━━━━━ RECORD LIST
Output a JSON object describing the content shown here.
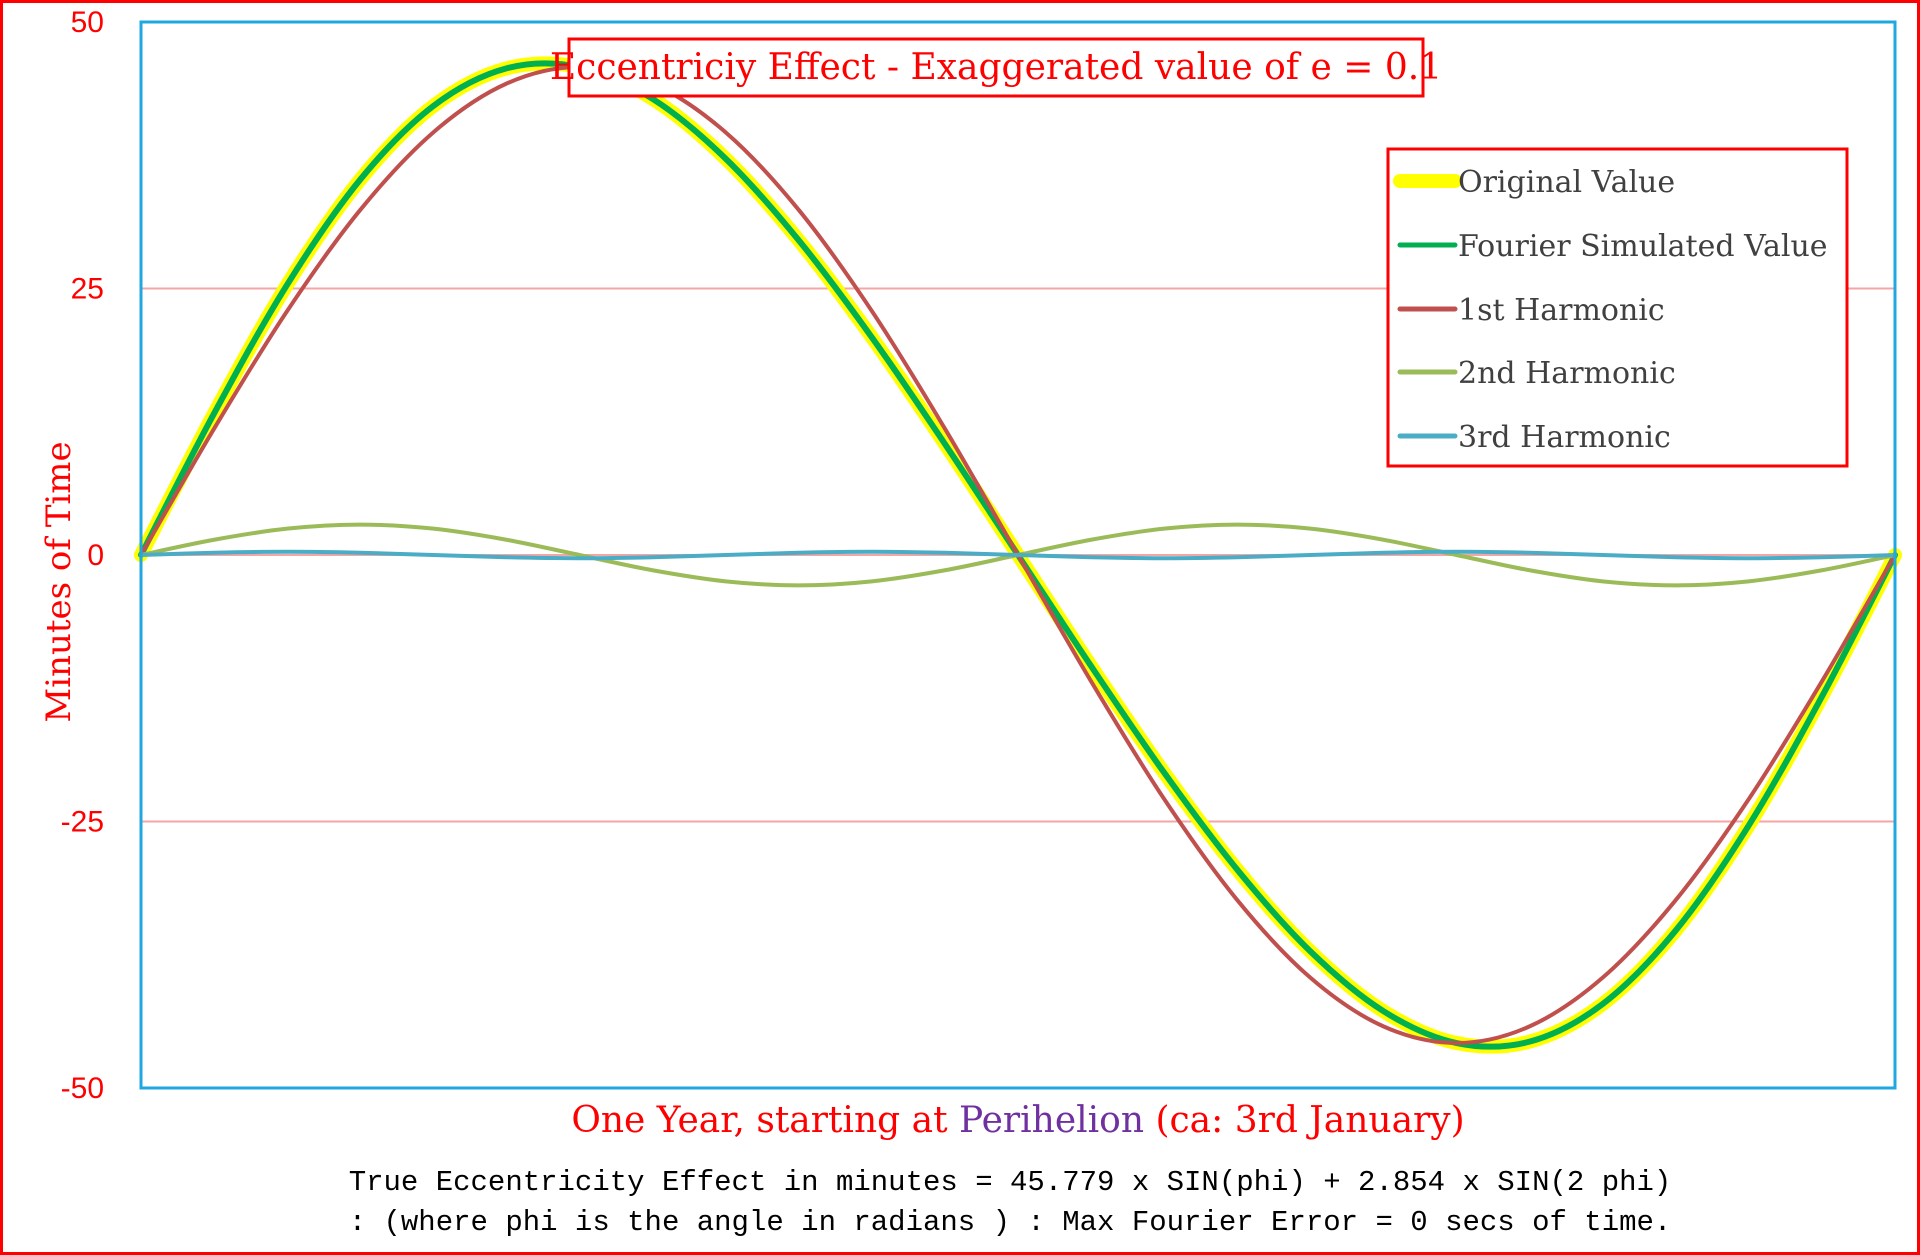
{
  "chart_data": {
    "type": "line",
    "title": "Eccentriciy Effect - Exaggerated value of e = 0.1",
    "xlabel_parts": {
      "before": "One Year, starting at ",
      "highlight": "Perihelion",
      "after": " (ca: 3rd January)"
    },
    "ylabel": "Minutes of Time",
    "ylim": [
      -50,
      50
    ],
    "yticks": [
      "50",
      "25",
      "0",
      "-25",
      "-50"
    ],
    "ytick_values": [
      50,
      25,
      0,
      -25,
      -50
    ],
    "grid": true,
    "legend_position": "top-right",
    "x_phi_degrees": [
      0,
      15,
      30,
      45,
      60,
      75,
      90,
      105,
      120,
      135,
      150,
      165,
      180,
      195,
      210,
      225,
      240,
      255,
      270,
      285,
      300,
      315,
      330,
      345,
      360
    ],
    "series": [
      {
        "name": "Original Value",
        "color": "#ffff00",
        "values": [
          0,
          13.28,
          25.36,
          35.22,
          42.12,
          45.65,
          45.78,
          42.79,
          37.18,
          29.52,
          20.42,
          10.42,
          0,
          -10.42,
          -20.42,
          -29.52,
          -37.18,
          -42.79,
          -45.78,
          -45.65,
          -42.12,
          -35.22,
          -25.36,
          -13.28,
          0
        ]
      },
      {
        "name": "Fourier Simulated Value",
        "color": "#00b050",
        "values": [
          0,
          13.28,
          25.36,
          35.22,
          42.12,
          45.65,
          45.78,
          42.79,
          37.18,
          29.52,
          20.42,
          10.42,
          0,
          -10.42,
          -20.42,
          -29.52,
          -37.18,
          -42.79,
          -45.78,
          -45.65,
          -42.12,
          -35.22,
          -25.36,
          -13.28,
          0
        ]
      },
      {
        "name": "1st Harmonic",
        "color": "#c0504d",
        "values": [
          0,
          11.85,
          22.89,
          32.37,
          39.65,
          44.22,
          45.78,
          44.22,
          39.65,
          32.37,
          22.89,
          11.85,
          0,
          -11.85,
          -22.89,
          -32.37,
          -39.65,
          -44.22,
          -45.78,
          -44.22,
          -39.65,
          -32.37,
          -22.89,
          -11.85,
          0
        ]
      },
      {
        "name": "2nd Harmonic",
        "color": "#9bbb59",
        "values": [
          0,
          1.43,
          2.47,
          2.85,
          2.47,
          1.43,
          0,
          -1.43,
          -2.47,
          -2.85,
          -2.47,
          -1.43,
          0,
          1.43,
          2.47,
          2.85,
          2.47,
          1.43,
          0,
          -1.43,
          -2.47,
          -2.85,
          -2.47,
          -1.43,
          0
        ]
      },
      {
        "name": "3rd Harmonic",
        "color": "#4bacc6",
        "values": [
          0,
          0.21,
          0.3,
          0.21,
          0,
          -0.21,
          -0.3,
          -0.21,
          0,
          0.21,
          0.3,
          0.21,
          0,
          -0.21,
          -0.3,
          -0.21,
          0,
          0.21,
          0.3,
          0.21,
          0,
          -0.21,
          -0.3,
          -0.21,
          0
        ]
      }
    ],
    "footnote": [
      "True Eccentricity Effect in minutes = 45.779 x SIN(phi) + 2.854 x SIN(2 phi)",
      ": (where phi is the angle in radians ) : Max Fourier Error = 0 secs of time."
    ]
  },
  "colors": {
    "frame": "#ff0000",
    "plot_border": "#1ea7e1",
    "grid": "#f4a6a6",
    "highlight": "#7030a0",
    "legend_text": "#404040"
  }
}
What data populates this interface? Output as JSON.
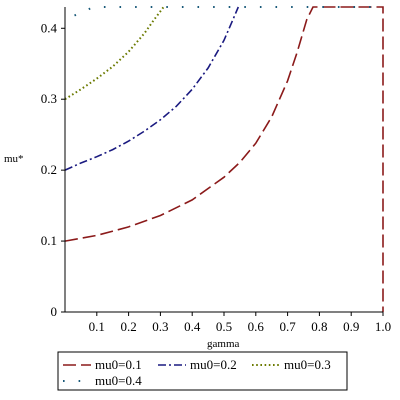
━━━━━━━━━━
STATED TASK >> The pictures should not be reproduced; quote all of the other material exactly.

SOLVED EXERCISE >>
Output a JSON object describing the content shown here.
{
  "chart_data": {
    "type": "line",
    "title": "Eccentriciy Effect - Exaggerated value of e = 0.1",
    "xlabel_parts": {
      "before": "One Year, starting at ",
      "highlight": "Perihelion",
      "after": " (ca: 3rd January)"
    },
    "ylabel": "Minutes of Time",
    "ylim": [
      -50,
      50
    ],
    "yticks": [
      "50",
      "25",
      "0",
      "-25",
      "-50"
    ],
    "ytick_values": [
      50,
      25,
      0,
      -25,
      -50
    ],
    "grid": true,
    "legend_position": "top-right",
    "x_phi_degrees": [
      0,
      15,
      30,
      45,
      60,
      75,
      90,
      105,
      120,
      135,
      150,
      165,
      180,
      195,
      210,
      225,
      240,
      255,
      270,
      285,
      300,
      315,
      330,
      345,
      360
    ],
    "series": [
      {
        "name": "Original Value",
        "color": "#ffff00",
        "values": [
          0,
          13.28,
          25.36,
          35.22,
          42.12,
          45.65,
          45.78,
          42.79,
          37.18,
          29.52,
          20.42,
          10.42,
          0,
          -10.42,
          -20.42,
          -29.52,
          -37.18,
          -42.79,
          -45.78,
          -45.65,
          -42.12,
          -35.22,
          -25.36,
          -13.28,
          0
        ]
      },
      {
        "name": "Fourier Simulated Value",
        "color": "#00b050",
        "values": [
          0,
          13.28,
          25.36,
          35.22,
          42.12,
          45.65,
          45.78,
          42.79,
          37.18,
          29.52,
          20.42,
          10.42,
          0,
          -10.42,
          -20.42,
          -29.52,
          -37.18,
          -42.79,
          -45.78,
          -45.65,
          -42.12,
          -35.22,
          -25.36,
          -13.28,
          0
        ]
      },
      {
        "name": "1st Harmonic",
        "color": "#c0504d",
        "values": [
          0,
          11.85,
          22.89,
          32.37,
          39.65,
          44.22,
          45.78,
          44.22,
          39.65,
          32.37,
          22.89,
          11.85,
          0,
          -11.85,
          -22.89,
          -32.37,
          -39.65,
          -44.22,
          -45.78,
          -44.22,
          -39.65,
          -32.37,
          -22.89,
          -11.85,
          0
        ]
      },
      {
        "name": "2nd Harmonic",
        "color": "#9bbb59",
        "values": [
          0,
          1.43,
          2.47,
          2.85,
          2.47,
          1.43,
          0,
          -1.43,
          -2.47,
          -2.85,
          -2.47,
          -1.43,
          0,
          1.43,
          2.47,
          2.85,
          2.47,
          1.43,
          0,
          -1.43,
          -2.47,
          -2.85,
          -2.47,
          -1.43,
          0
        ]
      },
      {
        "name": "3rd Harmonic",
        "color": "#4bacc6",
        "values": [
          0,
          0.21,
          0.3,
          0.21,
          0,
          -0.21,
          -0.3,
          -0.21,
          0,
          0.21,
          0.3,
          0.21,
          0,
          -0.21,
          -0.3,
          -0.21,
          0,
          0.21,
          0.3,
          0.21,
          0,
          -0.21,
          -0.3,
          -0.21,
          0
        ]
      }
    ],
    "footnote": [
      "True Eccentricity Effect in minutes = 45.779 x SIN(phi) + 2.854 x SIN(2 phi)",
      ": (where phi is the angle in radians ) : Max Fourier Error = 0 secs of time."
    ]
  },
  "colors": {
    "frame": "#ff0000",
    "plot_border": "#1ea7e1",
    "grid": "#f4a6a6",
    "highlight": "#7030a0",
    "legend_text": "#404040"
  }
}
What data populates this interface? Output as JSON.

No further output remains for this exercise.